>> Begin

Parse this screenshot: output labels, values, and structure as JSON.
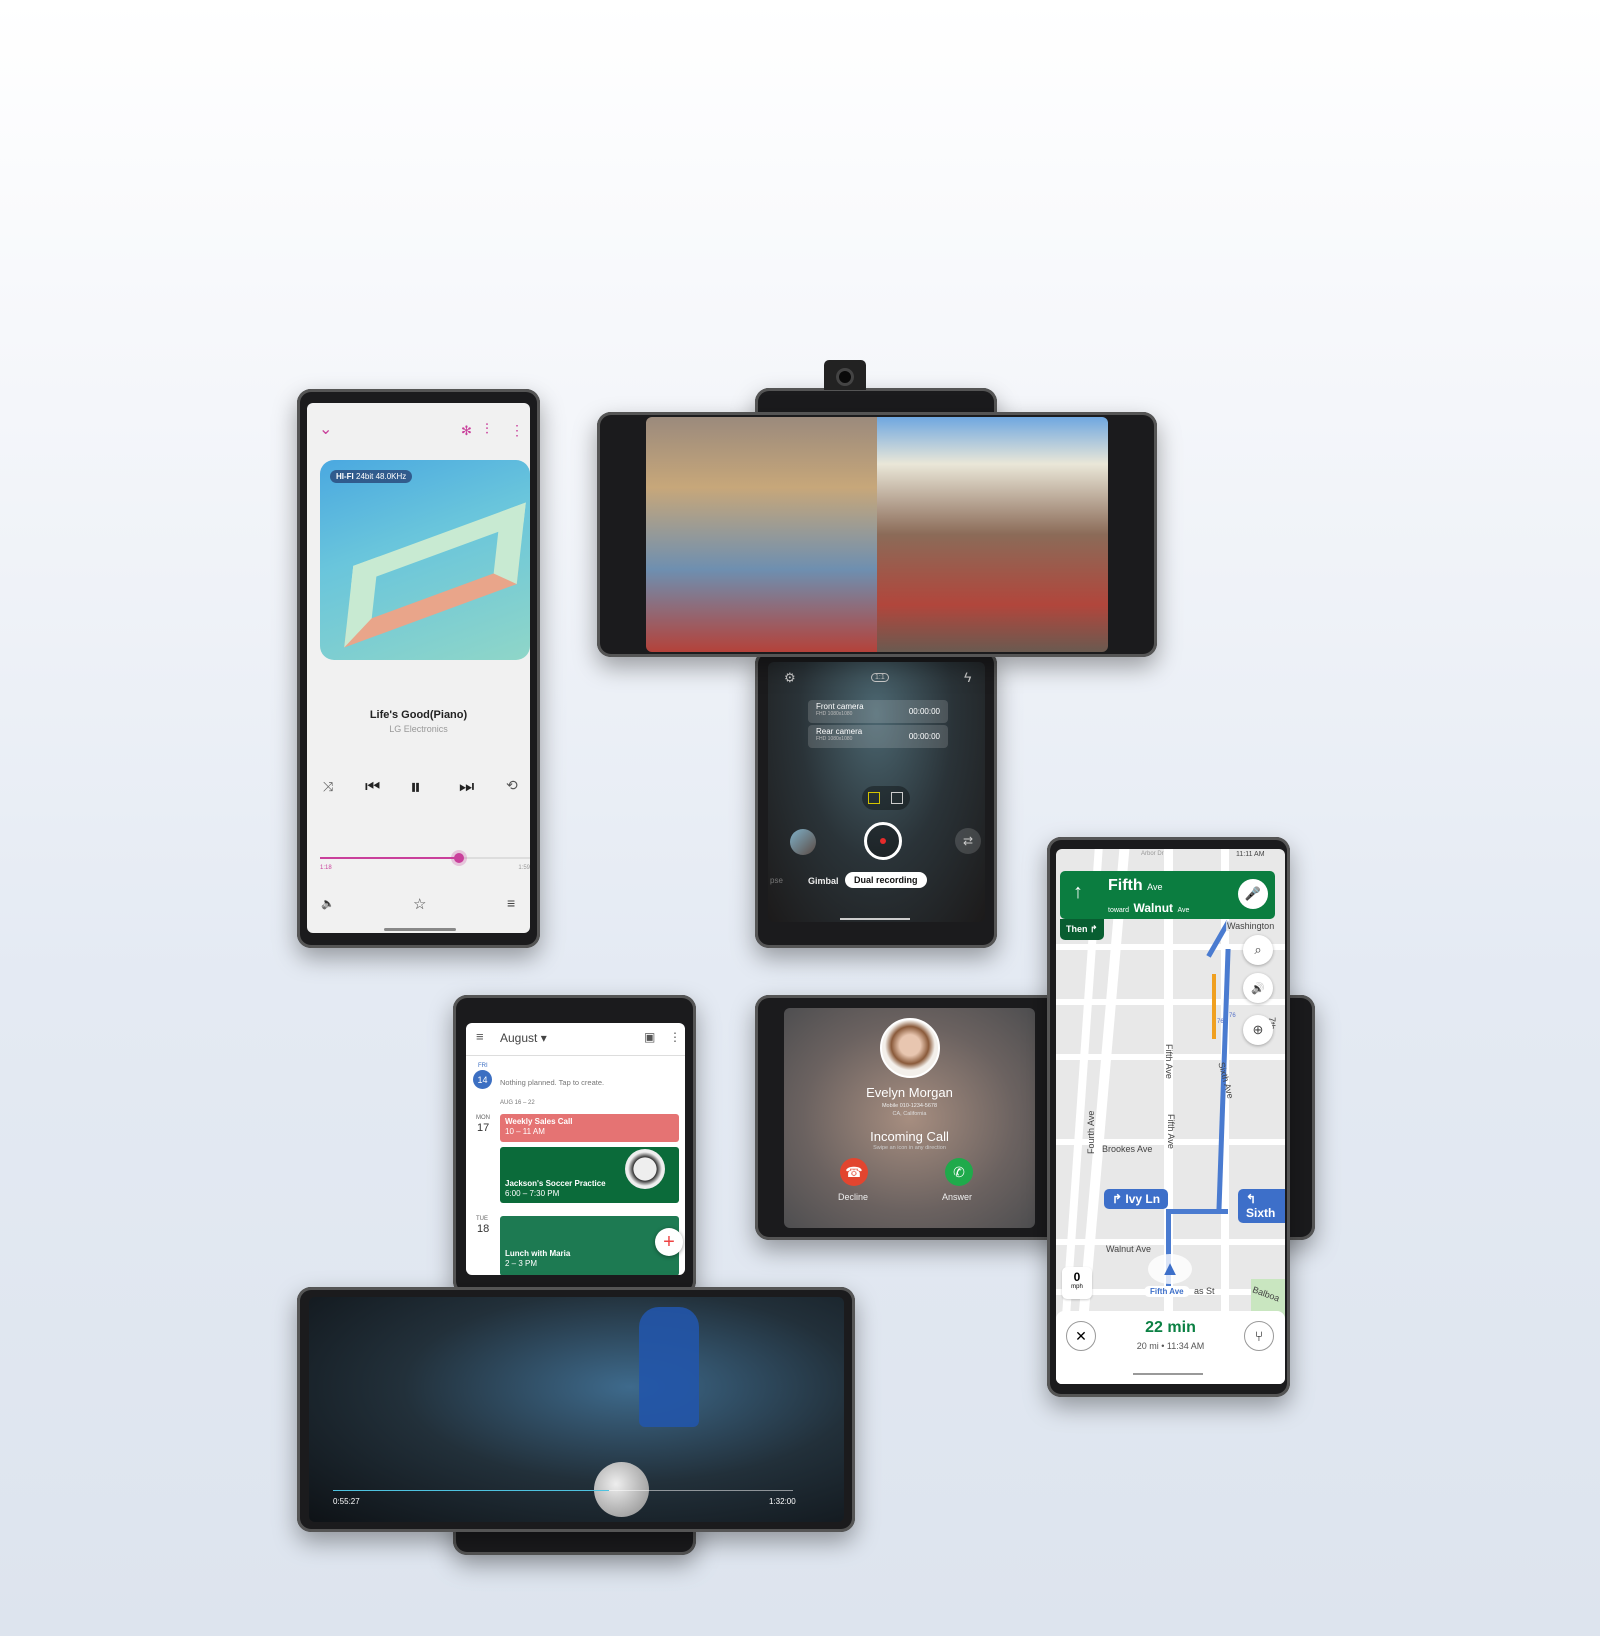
{
  "music": {
    "hifi_badge": "HI-FI",
    "format": "24bit 48.0KHz",
    "title": "Life's Good(Piano)",
    "artist": "LG Electronics",
    "elapsed": "1:18",
    "duration": "1:59",
    "progress": 0.66,
    "accent": "#c9409b",
    "icons": {
      "collapse": "chevron-down-icon",
      "effects": "sparkle-icon",
      "equalizer": "equalizer-icon",
      "more": "more-vert-icon",
      "shuffle": "shuffle-icon",
      "prev": "skip-previous-icon",
      "pause": "pause-icon",
      "next": "skip-next-icon",
      "repeat": "repeat-off-icon",
      "volume": "volume-icon",
      "favorite": "star-icon",
      "playlist": "playlist-icon"
    },
    "glyphs": {
      "collapse": "⌄",
      "effects": "✻",
      "equalizer": "⫶",
      "more": "⋮",
      "shuffle": "⤨",
      "prev": "⏮",
      "pause": "⏸",
      "next": "⏭",
      "repeat": "⟲",
      "volume": "🔈",
      "favorite": "☆",
      "playlist": "≡"
    }
  },
  "camera": {
    "ratio": "1:1",
    "rows": [
      {
        "label": "Front camera",
        "res": "FHD 1080x1080",
        "time": "00:00:00"
      },
      {
        "label": "Rear camera",
        "res": "FHD 1080x1080",
        "time": "00:00:00"
      }
    ],
    "modes": [
      "pse",
      "Gimbal",
      "Dual recording"
    ],
    "active_mode": "Dual recording",
    "record_color": "#e52b2b",
    "glyphs": {
      "settings": "⚙",
      "flash": "ϟ",
      "swap": "⇄"
    }
  },
  "calendar": {
    "month": "August",
    "today": {
      "dow": "FRI",
      "day": "14",
      "note": "Nothing planned. Tap to create."
    },
    "week_range": "AUG 16 – 22",
    "days": [
      {
        "dow": "MON",
        "day": "17"
      },
      {
        "dow": "TUE",
        "day": "18"
      }
    ],
    "events": [
      {
        "title": "Weekly Sales Call",
        "time": "10 – 11 AM",
        "color": "#e57373"
      },
      {
        "title": "Jackson's Soccer Practice",
        "time": "6:00 – 7:30 PM",
        "color": "#0b6b3a"
      },
      {
        "title": "Lunch with Maria",
        "time": "2 – 3 PM",
        "color": "#1d7a52"
      }
    ],
    "glyphs": {
      "menu": "≡",
      "calendar": "▣",
      "more": "⋮",
      "add": "+"
    }
  },
  "call": {
    "name": "Evelyn Morgan",
    "number": "Mobile 010-1234-5678",
    "location": "CA, California",
    "status": "Incoming Call",
    "hint": "Swipe an icon in any direction",
    "decline": "Decline",
    "answer": "Answer",
    "decline_color": "#e2452f",
    "answer_color": "#1faa4b"
  },
  "maps": {
    "time": "11:11 AM",
    "street": "Fifth",
    "street_suffix": "Ave",
    "toward": "toward",
    "toward_street": "Walnut",
    "toward_suffix": "Ave",
    "then": "Then ↱",
    "nav_color": "#0b7d40",
    "labels": [
      "Arbor Dr",
      "Sixth Ave",
      "Washington",
      "Fifth Ave",
      "Fifth Ave",
      "Sixth Ave",
      "Fourth Ave",
      "Brookes Ave",
      "Walnut Ave",
      "7th Ave",
      "as St",
      "Balboa",
      "76",
      "76"
    ],
    "ivy": "↱ Ivy Ln",
    "sixth": "↰ Sixth",
    "current": "Fifth Ave",
    "speed": "0",
    "speed_unit": "mph",
    "eta_min": "22 min",
    "eta_detail": "20 mi • 11:34 AM",
    "glyphs": {
      "up": "↑",
      "mic": "🎤",
      "search": "⌕",
      "sound": "🔊",
      "report": "⊕",
      "close": "✕",
      "routes": "⑂"
    }
  },
  "video": {
    "elapsed": "0:55:27",
    "duration": "1:32:00",
    "progress": 0.6
  }
}
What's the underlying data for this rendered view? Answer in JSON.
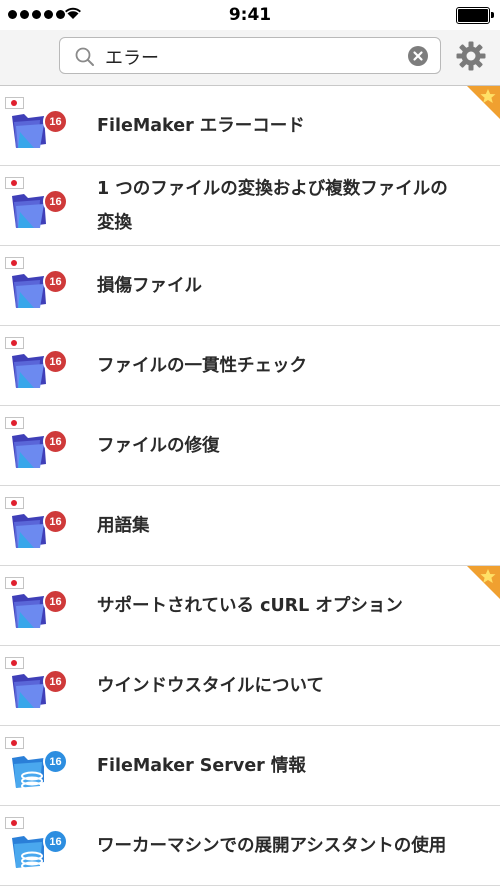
{
  "status": {
    "time": "9:41"
  },
  "search": {
    "value": "エラー"
  },
  "icons": {
    "search": "search-icon",
    "clear": "clear-icon",
    "settings": "gear-icon",
    "flag": "japan-flag-icon",
    "app_pro": "filemaker-pro-folder-icon",
    "app_server": "filemaker-server-icon",
    "favorite": "star-icon"
  },
  "colors": {
    "badge_red": "#cf3a3a",
    "badge_blue": "#2d8ee0",
    "star_orange": "#f0a030"
  },
  "items": [
    {
      "title": "FileMaker エラーコード",
      "badge": "16",
      "kind": "pro",
      "starred": true
    },
    {
      "title": "1 つのファイルの変換および複数ファイルの変換",
      "badge": "16",
      "kind": "pro",
      "starred": false
    },
    {
      "title": "損傷ファイル",
      "badge": "16",
      "kind": "pro",
      "starred": false
    },
    {
      "title": "ファイルの一貫性チェック",
      "badge": "16",
      "kind": "pro",
      "starred": false
    },
    {
      "title": "ファイルの修復",
      "badge": "16",
      "kind": "pro",
      "starred": false
    },
    {
      "title": "用語集",
      "badge": "16",
      "kind": "pro",
      "starred": false
    },
    {
      "title": "サポートされている cURL オプション",
      "badge": "16",
      "kind": "pro",
      "starred": true
    },
    {
      "title": "ウインドウスタイルについて",
      "badge": "16",
      "kind": "pro",
      "starred": false
    },
    {
      "title": "FileMaker Server 情報",
      "badge": "16",
      "kind": "server",
      "starred": false
    },
    {
      "title": "ワーカーマシンでの展開アシスタントの使用",
      "badge": "16",
      "kind": "server",
      "starred": false
    }
  ]
}
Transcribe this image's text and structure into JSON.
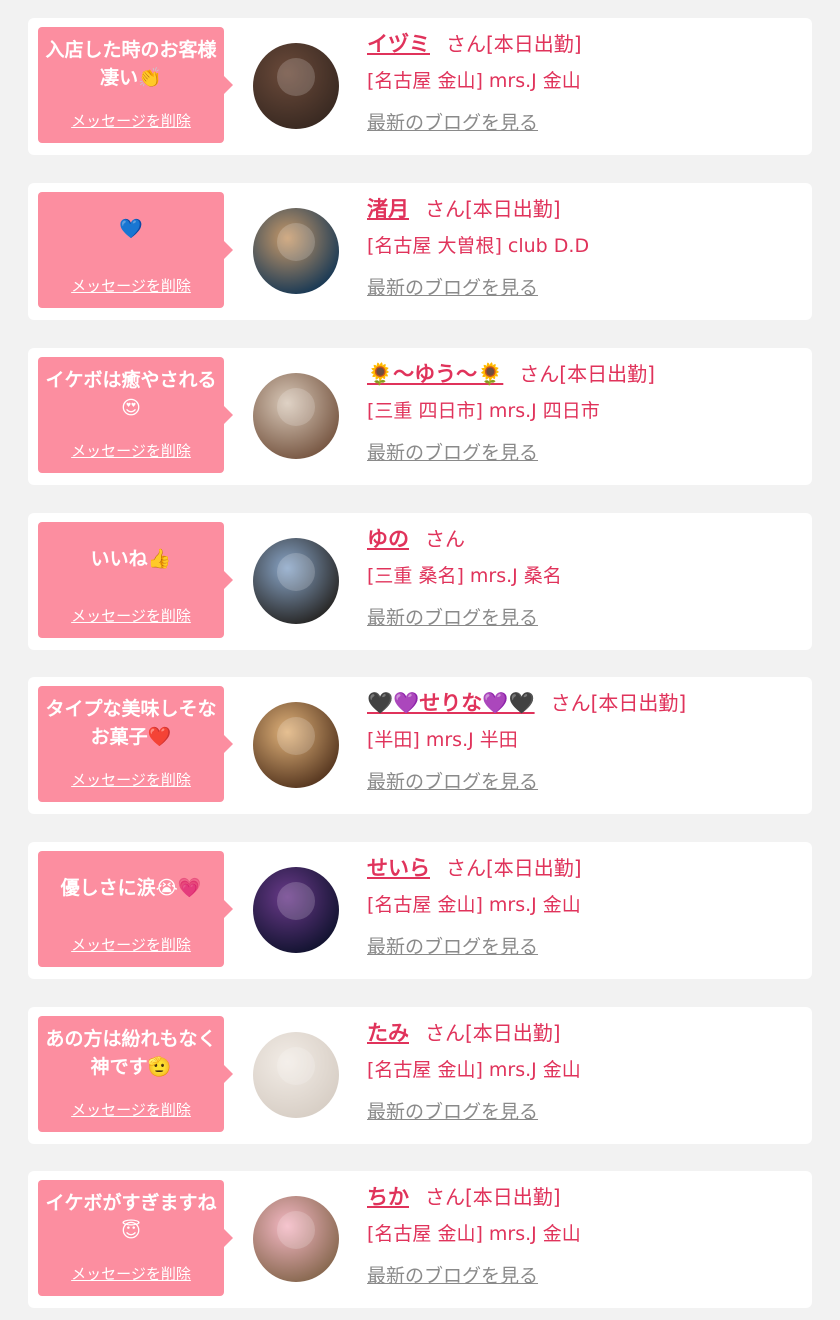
{
  "messages": [
    {
      "text": "入店した時のお客様凄い👏",
      "delete_label": "メッセージを削除",
      "name": "イヅミ",
      "suffix": "さん[本日出勤]",
      "shop": "[名古屋 金山] mrs.J 金山",
      "blog_link": "最新のブログを見る",
      "avatar_colors": [
        "#3a2a22",
        "#6b4a3a"
      ]
    },
    {
      "text": "💙",
      "delete_label": "メッセージを削除",
      "name": "渚月",
      "suffix": "さん[本日出勤]",
      "shop": "[名古屋 大曽根] club D.D",
      "blog_link": "最新のブログを見る",
      "avatar_colors": [
        "#1d3b55",
        "#c89a6a"
      ]
    },
    {
      "text": "イケボは癒やされる😍",
      "delete_label": "メッセージを削除",
      "name": "🌻～ゆう～🌻",
      "suffix": "さん[本日出勤]",
      "shop": "[三重 四日市] mrs.J 四日市",
      "blog_link": "最新のブログを見る",
      "avatar_colors": [
        "#7a5a46",
        "#d8c8b8"
      ]
    },
    {
      "text": "いいね👍",
      "delete_label": "メッセージを削除",
      "name": "ゆの",
      "suffix": "さん",
      "shop": "[三重 桑名] mrs.J 桑名",
      "blog_link": "最新のブログを見る",
      "avatar_colors": [
        "#2a2a2a",
        "#8aa6c8"
      ]
    },
    {
      "text": "タイプな美味しそなお菓子❤️",
      "delete_label": "メッセージを削除",
      "name": "🖤💜せりな💜🖤",
      "suffix": "さん[本日出勤]",
      "shop": "[半田] mrs.J 半田",
      "blog_link": "最新のブログを見る",
      "avatar_colors": [
        "#5a3a22",
        "#e0b27a"
      ]
    },
    {
      "text": "優しさに涙😭💗",
      "delete_label": "メッセージを削除",
      "name": "せいら",
      "suffix": "さん[本日出勤]",
      "shop": "[名古屋 金山] mrs.J 金山",
      "blog_link": "最新のブログを見る",
      "avatar_colors": [
        "#141432",
        "#6a3a8a"
      ]
    },
    {
      "text": "あの方は紛れもなく神です🫡",
      "delete_label": "メッセージを削除",
      "name": "たみ",
      "suffix": "さん[本日出勤]",
      "shop": "[名古屋 金山] mrs.J 金山",
      "blog_link": "最新のブログを見る",
      "avatar_colors": [
        "#d8cfc6",
        "#f2ece6"
      ]
    },
    {
      "text": "イケボがすぎますね😇",
      "delete_label": "メッセージを削除",
      "name": "ちか",
      "suffix": "さん[本日出勤]",
      "shop": "[名古屋 金山] mrs.J 金山",
      "blog_link": "最新のブログを見る",
      "avatar_colors": [
        "#8a6a52",
        "#f4b8c4"
      ]
    }
  ]
}
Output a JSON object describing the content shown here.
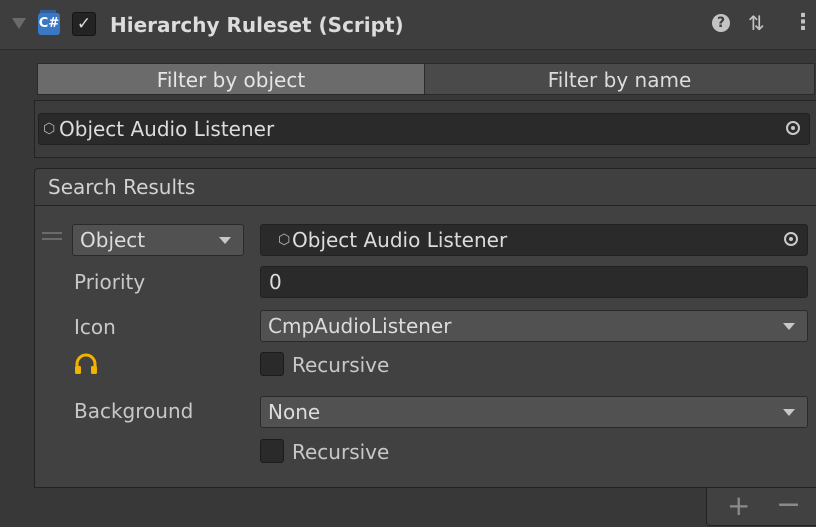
{
  "header": {
    "title": "Hierarchy Ruleset (Script)",
    "script_icon_glyph": "C#",
    "enabled_check": "✓",
    "help_glyph": "?",
    "preset_glyph": "⇅",
    "menu_glyph": "⋮"
  },
  "tabs": [
    {
      "label": "Filter by object",
      "selected": true
    },
    {
      "label": "Filter by name",
      "selected": false
    }
  ],
  "filter": {
    "object_field_value": "Object Audio Listener",
    "object_glyph": "⬡"
  },
  "results": {
    "header": "Search Results",
    "item": {
      "type_dropdown": "Object",
      "object_field_value": "Object Audio Listener",
      "priority_label": "Priority",
      "priority_value": "0",
      "icon_label": "Icon",
      "icon_dropdown": "CmpAudioListener",
      "icon_recursive_label": "Recursive",
      "icon_recursive_checked": false,
      "background_label": "Background",
      "background_dropdown": "None",
      "background_recursive_label": "Recursive",
      "background_recursive_checked": false
    }
  },
  "footer": {
    "add_glyph": "+",
    "remove_glyph": "−"
  },
  "colors": {
    "accent_icon": "#f0b400",
    "script_icon": "#3a78c4",
    "selected_tab": "#6b6b6b"
  }
}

>> End

### [Requirements]
Collect each line of the entries that has the word "recording", copying it in full.

### [Full response]
      "Dual recording"
    "active_mode": "Dual recording",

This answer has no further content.